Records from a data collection
[Begin]
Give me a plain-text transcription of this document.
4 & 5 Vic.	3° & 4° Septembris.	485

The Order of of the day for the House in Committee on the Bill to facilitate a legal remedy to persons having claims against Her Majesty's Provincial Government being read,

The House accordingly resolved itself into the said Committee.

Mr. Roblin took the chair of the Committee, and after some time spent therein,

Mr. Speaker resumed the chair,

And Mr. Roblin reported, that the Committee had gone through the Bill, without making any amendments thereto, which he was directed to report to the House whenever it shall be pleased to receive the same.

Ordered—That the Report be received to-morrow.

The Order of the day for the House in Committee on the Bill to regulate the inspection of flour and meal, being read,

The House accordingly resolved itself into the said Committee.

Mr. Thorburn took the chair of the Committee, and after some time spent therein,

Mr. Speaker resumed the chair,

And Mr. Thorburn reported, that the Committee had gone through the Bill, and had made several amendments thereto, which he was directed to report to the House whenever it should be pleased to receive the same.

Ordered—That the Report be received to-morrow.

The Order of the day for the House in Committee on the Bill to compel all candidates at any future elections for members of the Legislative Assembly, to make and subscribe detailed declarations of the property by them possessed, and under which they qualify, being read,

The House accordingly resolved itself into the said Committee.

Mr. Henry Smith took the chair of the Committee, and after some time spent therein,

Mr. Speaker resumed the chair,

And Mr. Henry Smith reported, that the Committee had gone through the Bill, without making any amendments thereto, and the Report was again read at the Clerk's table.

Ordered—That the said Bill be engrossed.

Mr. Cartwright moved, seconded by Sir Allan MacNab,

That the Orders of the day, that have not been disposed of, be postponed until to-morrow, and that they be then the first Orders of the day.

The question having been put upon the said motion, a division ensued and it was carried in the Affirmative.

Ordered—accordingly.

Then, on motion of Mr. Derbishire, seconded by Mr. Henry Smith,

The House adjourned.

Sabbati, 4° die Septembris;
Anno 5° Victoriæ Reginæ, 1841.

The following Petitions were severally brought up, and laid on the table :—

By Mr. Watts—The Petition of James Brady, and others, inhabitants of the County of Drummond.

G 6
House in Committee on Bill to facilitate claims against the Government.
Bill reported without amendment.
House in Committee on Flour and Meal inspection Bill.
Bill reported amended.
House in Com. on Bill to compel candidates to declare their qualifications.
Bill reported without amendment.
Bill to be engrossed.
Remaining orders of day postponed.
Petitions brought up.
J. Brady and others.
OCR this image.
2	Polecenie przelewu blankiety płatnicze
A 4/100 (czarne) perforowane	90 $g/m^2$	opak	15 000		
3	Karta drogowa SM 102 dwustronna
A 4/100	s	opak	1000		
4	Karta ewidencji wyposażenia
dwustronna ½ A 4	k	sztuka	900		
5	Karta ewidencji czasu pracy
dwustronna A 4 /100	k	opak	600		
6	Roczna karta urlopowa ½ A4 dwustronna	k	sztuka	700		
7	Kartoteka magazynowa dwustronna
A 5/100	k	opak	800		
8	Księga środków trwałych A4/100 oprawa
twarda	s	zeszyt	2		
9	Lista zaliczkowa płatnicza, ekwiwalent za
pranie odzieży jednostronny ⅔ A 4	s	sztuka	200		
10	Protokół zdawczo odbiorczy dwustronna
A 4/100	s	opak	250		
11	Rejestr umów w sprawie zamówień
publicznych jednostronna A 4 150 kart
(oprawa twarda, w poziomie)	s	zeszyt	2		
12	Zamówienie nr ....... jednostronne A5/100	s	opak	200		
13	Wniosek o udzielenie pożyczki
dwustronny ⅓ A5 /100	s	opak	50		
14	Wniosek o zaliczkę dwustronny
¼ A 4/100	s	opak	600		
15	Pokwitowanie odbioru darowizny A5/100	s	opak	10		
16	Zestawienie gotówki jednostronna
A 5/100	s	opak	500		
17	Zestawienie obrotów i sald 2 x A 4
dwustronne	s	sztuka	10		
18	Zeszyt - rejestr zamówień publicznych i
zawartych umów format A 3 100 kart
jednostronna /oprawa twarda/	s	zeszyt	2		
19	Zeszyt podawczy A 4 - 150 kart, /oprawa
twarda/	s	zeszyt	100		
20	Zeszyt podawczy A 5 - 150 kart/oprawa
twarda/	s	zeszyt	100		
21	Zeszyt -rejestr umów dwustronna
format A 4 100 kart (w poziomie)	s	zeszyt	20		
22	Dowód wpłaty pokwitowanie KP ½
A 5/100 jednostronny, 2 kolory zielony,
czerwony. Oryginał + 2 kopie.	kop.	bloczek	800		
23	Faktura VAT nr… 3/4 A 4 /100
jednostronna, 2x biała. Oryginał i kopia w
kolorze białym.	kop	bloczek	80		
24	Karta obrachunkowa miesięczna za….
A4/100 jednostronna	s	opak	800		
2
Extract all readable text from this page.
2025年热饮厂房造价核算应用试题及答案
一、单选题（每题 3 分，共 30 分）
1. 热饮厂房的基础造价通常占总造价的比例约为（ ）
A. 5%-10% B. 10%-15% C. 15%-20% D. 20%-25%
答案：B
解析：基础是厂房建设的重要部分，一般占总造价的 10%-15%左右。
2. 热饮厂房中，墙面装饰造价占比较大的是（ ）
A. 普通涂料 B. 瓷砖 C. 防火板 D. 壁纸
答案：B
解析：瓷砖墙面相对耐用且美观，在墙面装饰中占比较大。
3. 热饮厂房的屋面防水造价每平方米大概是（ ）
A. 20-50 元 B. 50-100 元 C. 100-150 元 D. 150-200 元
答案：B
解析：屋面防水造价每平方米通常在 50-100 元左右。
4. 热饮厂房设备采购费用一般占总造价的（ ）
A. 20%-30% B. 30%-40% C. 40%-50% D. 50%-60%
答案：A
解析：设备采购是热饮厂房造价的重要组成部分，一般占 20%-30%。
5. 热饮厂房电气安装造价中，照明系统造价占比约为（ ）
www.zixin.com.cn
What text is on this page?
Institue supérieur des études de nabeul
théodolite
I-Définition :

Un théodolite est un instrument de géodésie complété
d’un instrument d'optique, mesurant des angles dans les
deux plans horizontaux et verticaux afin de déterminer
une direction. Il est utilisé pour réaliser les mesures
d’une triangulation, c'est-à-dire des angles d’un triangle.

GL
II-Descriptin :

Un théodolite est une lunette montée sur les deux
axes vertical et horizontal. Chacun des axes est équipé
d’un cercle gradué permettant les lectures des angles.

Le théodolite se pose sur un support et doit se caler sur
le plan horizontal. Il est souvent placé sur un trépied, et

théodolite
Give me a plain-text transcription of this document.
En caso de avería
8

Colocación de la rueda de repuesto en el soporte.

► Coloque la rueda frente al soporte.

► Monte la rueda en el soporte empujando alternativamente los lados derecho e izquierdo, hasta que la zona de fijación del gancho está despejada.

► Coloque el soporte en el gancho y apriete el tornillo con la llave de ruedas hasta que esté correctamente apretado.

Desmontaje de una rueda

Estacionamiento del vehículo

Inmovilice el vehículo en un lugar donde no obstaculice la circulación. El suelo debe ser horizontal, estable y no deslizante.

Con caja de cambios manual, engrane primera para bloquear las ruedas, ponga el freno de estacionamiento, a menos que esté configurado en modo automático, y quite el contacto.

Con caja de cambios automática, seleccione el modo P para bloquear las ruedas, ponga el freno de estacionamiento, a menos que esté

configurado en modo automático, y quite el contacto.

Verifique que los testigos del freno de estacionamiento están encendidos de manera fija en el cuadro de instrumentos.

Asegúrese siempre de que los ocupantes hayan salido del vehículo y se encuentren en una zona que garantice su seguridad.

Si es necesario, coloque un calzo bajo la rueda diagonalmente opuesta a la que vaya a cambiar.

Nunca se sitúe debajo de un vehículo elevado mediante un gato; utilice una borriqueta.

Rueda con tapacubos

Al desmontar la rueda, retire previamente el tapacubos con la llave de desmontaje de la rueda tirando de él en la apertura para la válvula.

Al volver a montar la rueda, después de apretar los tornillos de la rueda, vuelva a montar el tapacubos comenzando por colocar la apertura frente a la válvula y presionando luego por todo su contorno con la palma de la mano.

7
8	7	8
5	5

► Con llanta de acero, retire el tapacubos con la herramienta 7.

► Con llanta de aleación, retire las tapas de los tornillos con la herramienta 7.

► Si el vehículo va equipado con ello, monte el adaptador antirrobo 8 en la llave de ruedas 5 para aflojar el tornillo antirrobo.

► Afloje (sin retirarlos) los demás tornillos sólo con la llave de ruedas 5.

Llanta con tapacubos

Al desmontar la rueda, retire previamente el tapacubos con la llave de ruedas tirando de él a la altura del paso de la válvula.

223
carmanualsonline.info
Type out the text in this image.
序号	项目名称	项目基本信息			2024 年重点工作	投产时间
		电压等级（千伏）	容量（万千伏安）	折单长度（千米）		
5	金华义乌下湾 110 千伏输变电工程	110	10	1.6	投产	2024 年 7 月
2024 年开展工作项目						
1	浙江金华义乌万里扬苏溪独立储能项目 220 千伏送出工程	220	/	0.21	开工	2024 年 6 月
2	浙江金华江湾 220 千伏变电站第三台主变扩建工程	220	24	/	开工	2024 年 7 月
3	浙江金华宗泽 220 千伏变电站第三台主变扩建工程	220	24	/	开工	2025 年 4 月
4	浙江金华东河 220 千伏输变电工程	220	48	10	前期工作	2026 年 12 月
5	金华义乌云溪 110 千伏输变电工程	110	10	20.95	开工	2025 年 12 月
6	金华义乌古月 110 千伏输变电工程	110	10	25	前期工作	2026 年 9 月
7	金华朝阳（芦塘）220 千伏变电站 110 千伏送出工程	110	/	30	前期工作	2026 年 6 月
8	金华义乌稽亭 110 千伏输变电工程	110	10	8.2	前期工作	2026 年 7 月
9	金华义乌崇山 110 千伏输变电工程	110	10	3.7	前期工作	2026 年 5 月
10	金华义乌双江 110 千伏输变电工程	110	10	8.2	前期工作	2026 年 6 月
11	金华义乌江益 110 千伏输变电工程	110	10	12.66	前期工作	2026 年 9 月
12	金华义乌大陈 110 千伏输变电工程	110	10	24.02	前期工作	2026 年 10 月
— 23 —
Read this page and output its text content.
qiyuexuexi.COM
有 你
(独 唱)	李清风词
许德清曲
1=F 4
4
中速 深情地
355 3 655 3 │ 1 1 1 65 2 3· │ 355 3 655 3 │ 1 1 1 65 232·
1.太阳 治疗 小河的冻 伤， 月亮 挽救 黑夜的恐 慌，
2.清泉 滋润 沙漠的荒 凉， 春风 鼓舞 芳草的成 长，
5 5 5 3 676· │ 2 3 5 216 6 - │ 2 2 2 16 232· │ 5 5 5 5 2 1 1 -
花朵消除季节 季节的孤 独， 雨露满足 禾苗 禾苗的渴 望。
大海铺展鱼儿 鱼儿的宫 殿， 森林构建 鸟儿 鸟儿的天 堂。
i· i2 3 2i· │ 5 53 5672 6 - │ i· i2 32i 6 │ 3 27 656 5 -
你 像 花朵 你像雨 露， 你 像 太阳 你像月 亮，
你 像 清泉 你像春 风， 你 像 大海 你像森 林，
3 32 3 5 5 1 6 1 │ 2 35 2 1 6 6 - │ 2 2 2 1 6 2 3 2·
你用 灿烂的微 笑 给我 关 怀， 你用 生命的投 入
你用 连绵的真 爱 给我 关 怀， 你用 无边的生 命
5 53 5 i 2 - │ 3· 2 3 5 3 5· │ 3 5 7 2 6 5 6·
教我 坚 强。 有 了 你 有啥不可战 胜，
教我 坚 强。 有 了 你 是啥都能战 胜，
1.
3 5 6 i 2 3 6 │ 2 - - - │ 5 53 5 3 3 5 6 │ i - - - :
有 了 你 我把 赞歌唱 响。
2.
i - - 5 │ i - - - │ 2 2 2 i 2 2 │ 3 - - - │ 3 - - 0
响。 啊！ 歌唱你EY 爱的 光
[End]
| EXERCISE AIM |
Only the number is wanted: how many lines of these entries contain the string "image"?

| RESPONSE TO THE TASK |
2